(Your objective):
Look through the data for the string "location". Copy every line where it is found.
------------------------------------------------------------
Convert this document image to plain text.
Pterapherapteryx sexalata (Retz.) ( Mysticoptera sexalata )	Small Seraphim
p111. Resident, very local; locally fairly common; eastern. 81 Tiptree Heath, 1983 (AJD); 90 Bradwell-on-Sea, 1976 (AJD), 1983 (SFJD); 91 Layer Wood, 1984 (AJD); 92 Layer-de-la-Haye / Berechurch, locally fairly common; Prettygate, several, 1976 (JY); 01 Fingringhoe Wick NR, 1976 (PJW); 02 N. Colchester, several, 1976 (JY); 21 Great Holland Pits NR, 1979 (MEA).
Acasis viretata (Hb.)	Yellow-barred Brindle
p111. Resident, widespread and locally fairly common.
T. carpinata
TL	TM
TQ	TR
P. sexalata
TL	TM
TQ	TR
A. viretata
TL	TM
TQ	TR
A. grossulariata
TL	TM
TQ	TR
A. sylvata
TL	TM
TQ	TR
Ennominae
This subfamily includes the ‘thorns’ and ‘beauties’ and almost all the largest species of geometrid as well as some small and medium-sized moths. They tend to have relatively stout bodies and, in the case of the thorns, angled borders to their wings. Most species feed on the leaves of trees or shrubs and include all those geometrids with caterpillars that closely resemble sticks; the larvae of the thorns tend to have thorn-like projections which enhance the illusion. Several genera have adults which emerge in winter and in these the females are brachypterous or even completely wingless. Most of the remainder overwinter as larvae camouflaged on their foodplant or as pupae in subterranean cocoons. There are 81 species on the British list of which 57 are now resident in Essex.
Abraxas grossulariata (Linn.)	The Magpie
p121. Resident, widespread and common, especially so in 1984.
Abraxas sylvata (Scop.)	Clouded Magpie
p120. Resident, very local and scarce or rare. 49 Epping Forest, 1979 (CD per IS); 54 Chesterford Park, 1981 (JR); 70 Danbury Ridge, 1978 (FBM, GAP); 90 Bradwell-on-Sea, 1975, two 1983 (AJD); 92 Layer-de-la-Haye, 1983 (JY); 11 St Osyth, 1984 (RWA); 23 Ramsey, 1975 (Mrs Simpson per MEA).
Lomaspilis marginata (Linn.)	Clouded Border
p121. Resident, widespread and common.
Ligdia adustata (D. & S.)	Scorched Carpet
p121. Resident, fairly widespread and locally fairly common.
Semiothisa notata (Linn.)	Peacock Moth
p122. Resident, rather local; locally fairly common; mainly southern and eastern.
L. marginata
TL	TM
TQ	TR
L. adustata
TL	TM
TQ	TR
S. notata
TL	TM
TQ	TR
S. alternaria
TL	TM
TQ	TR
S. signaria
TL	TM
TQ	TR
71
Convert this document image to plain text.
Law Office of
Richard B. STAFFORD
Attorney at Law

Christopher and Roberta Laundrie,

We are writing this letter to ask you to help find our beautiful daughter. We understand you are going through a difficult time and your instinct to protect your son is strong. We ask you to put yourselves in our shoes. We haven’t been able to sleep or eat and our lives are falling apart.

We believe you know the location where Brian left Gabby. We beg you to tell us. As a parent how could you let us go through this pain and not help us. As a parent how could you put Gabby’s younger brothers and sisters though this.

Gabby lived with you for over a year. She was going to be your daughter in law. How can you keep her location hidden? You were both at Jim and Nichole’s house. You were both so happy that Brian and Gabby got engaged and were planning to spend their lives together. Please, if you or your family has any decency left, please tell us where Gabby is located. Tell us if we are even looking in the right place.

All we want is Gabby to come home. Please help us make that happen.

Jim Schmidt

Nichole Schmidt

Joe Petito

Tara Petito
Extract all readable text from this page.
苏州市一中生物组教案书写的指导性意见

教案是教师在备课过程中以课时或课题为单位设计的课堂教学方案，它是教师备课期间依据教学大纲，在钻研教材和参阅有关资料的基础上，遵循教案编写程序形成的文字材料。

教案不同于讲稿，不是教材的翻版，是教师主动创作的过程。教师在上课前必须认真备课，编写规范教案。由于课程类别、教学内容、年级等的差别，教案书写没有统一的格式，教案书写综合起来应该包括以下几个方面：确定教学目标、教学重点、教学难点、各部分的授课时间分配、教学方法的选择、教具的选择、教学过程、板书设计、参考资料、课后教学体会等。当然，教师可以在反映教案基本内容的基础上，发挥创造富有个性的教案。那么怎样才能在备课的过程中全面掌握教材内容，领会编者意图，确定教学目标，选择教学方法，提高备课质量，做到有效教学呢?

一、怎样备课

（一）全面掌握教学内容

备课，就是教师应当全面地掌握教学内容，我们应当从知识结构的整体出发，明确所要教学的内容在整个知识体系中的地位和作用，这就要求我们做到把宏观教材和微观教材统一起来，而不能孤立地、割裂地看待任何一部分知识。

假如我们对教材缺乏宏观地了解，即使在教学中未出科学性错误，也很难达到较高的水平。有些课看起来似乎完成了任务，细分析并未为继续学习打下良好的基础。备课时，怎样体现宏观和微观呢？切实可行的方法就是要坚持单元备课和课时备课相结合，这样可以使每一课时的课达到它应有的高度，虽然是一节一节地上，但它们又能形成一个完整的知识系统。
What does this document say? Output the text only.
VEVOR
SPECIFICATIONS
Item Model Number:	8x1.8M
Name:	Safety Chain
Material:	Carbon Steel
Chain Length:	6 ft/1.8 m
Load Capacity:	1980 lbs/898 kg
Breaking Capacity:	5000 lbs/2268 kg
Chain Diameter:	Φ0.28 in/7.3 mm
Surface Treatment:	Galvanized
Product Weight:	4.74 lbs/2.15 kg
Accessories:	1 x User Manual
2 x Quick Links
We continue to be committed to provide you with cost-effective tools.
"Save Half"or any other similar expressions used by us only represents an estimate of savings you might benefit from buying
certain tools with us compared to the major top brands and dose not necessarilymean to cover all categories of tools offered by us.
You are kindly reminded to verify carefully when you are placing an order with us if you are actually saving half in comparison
------------------------------------------------------------
(Full response):
We believe you know the location where Brian left Gabby. We beg you to tell us. As a parent how could you let us go through this pain and not help us. As a parent how could you put Gabby’s younger brothers and sisters though this.
Gabby lived with you for over a year. She was going to be your daughter in law. How can you keep her location hidden? You were both at Jim and Nichole’s house. You were both so happy that Brian and Gabby got engaged and were planning to spend their lives together. Please, if you or your family has any decency left, please tell us where Gabby is located. Tell us if we are even looking in the right place.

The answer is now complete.